**** TEXT
In Defense of Daddy

I like to play baby man French children’s music (like this, and this, and, oh, this), and it’s watching those that first introduced me to this Tide commercial. If you haven’t seen it, it’s worth a view. There are quite a few articles on it (here’s one, and here’s another), but it also works for the purpose of this blog: a daddy, parenting, and not a single wink in sight! He’s treated like a real parent – not glamorized or made fun of. Shit’s fucking radical and that’s sad.

This post focuses on heterosexual relationships, but any relationship where one partner takes on the masculine, daddy role is subject to this shit.

I knew the world of parenting was, ahem, mommy skewed, but I had no idea how intense that bias actually is. It’s the first time in my life that, although I’m standing next to a man (hi, Westley!), people mostly direct their questions to me. “Is he sleeping through the night?” “Are you still breastfeeding?” “How many times a week does he poop?” “Has he started crawling?” “Are you sending him to daycare?” “What instruments does he play?” “How many languages does he speak?” “Which colleges are you looking at?”

And so I kind of love it and hate it: the both. It’s nice to be noticed, to be (at least in theory) respected as an authority (even if only on infant poop, par exemple), but! Well, this focus on mom does bring with it more than a few negatives.

Do you like lists?

Too bad, you have no say. I just thought you might like the illusion that this is interactive. I mean, I loved those Choose Your Own Adventure books as a kid, didn’t you?

A Short (and Far from Complete) List of Ways in which Our Culture’s Mommy-Focus is Bad and Shitty and also Totally Fucked

1)  The most obvious and enduring negative is that the father’s role in his child’s life is diminished.
********
- WHAT TO DO -
**1.** Reproduce the part of the blog post between "And so I kind" and "kid, didn’t you?", inclusive.
**2.** What kind of music does the writer of the blog post play for the baby?
**3.** List every question the blog post quotes people asking the writer.
**** RECORD EXCERPTS
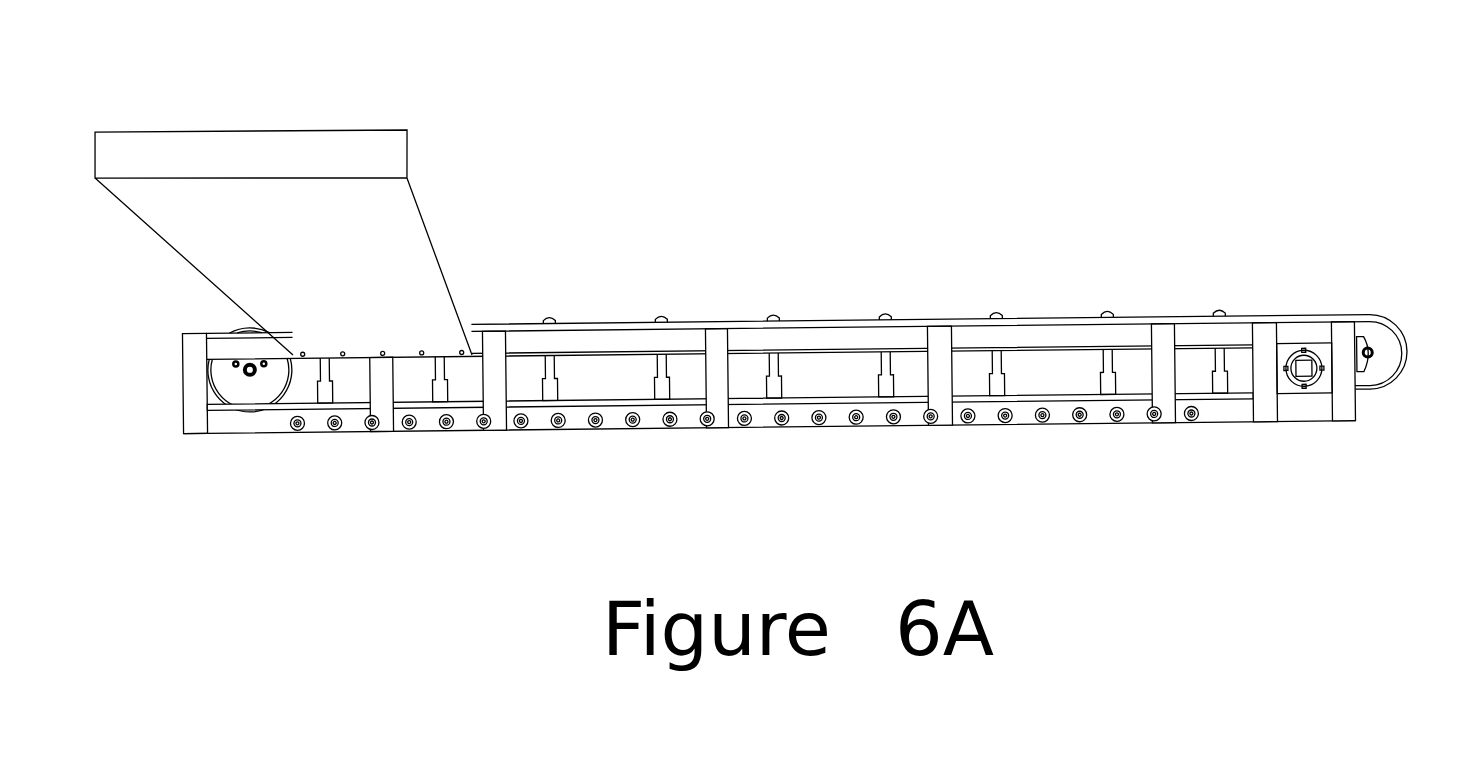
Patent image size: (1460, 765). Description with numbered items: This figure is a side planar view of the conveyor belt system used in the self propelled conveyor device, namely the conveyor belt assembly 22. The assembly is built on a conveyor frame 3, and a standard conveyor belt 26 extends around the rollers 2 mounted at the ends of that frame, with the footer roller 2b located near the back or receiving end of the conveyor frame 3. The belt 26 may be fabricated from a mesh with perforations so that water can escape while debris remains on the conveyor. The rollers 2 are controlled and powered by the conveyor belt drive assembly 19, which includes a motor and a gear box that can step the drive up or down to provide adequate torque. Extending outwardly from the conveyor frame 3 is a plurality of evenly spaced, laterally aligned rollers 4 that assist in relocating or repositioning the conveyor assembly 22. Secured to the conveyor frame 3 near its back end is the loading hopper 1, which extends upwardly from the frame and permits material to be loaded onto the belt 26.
********
**** RECORD EXCERPTS
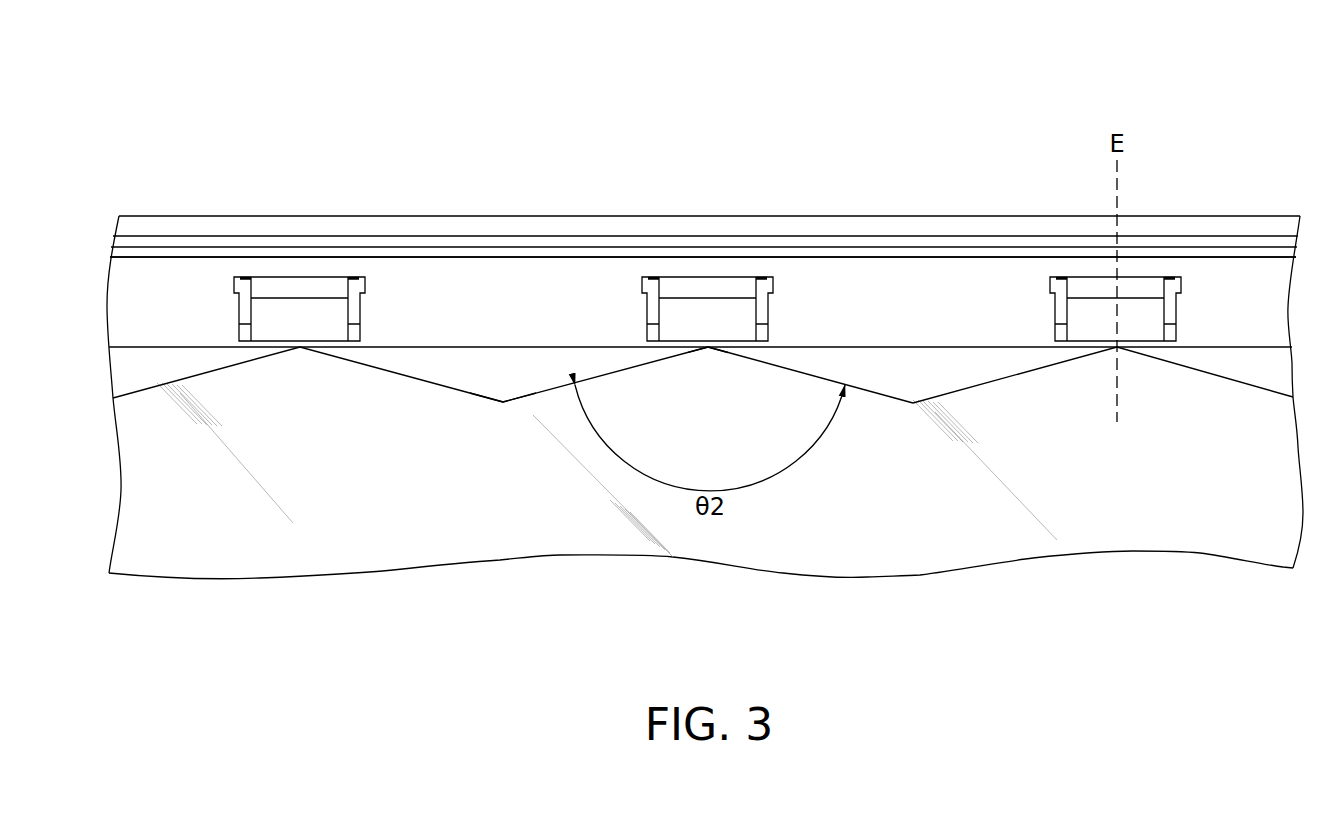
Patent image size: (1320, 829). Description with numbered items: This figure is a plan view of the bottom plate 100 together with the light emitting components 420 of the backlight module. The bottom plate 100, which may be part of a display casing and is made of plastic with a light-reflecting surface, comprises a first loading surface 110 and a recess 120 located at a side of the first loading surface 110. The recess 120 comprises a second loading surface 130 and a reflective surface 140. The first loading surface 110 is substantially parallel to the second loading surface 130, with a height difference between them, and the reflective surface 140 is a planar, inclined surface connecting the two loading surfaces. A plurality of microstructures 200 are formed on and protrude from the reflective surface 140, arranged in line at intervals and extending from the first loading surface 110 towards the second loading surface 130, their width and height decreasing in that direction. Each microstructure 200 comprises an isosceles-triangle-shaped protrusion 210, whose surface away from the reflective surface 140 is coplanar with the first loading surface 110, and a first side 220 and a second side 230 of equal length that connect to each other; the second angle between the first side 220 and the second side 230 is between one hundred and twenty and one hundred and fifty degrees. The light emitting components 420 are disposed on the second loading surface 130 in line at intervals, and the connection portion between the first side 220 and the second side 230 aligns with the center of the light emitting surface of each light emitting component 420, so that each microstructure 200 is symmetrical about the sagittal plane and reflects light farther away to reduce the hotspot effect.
********
- ANSWERS TO THE TASKS -
**1.**
And so I kind of love it and hate it: the both. It’s nice to be noticed, to be (at least in theory) respected as an authority (even if only on infant poop, par exemple), but! Well, this focus on mom does bring with it more than a few negatives.

Do you like lists?

Too bad, you have no say. I just thought you might like the illusion that this is interactive. I mean, I loved those Choose Your Own Adventure books as a kid, didn’t you?

**2.** French children's music.

**3.**
- "Is he sleeping through the night?"
- "Are you still breastfeeding?"
- "How many times a week does he poop?"
- "Has he started crawling?"
- "Are you sending him to daycare?"
- "What instruments does he play?"
- "How many languages does he speak?"
- "Which colleges are you looking at?"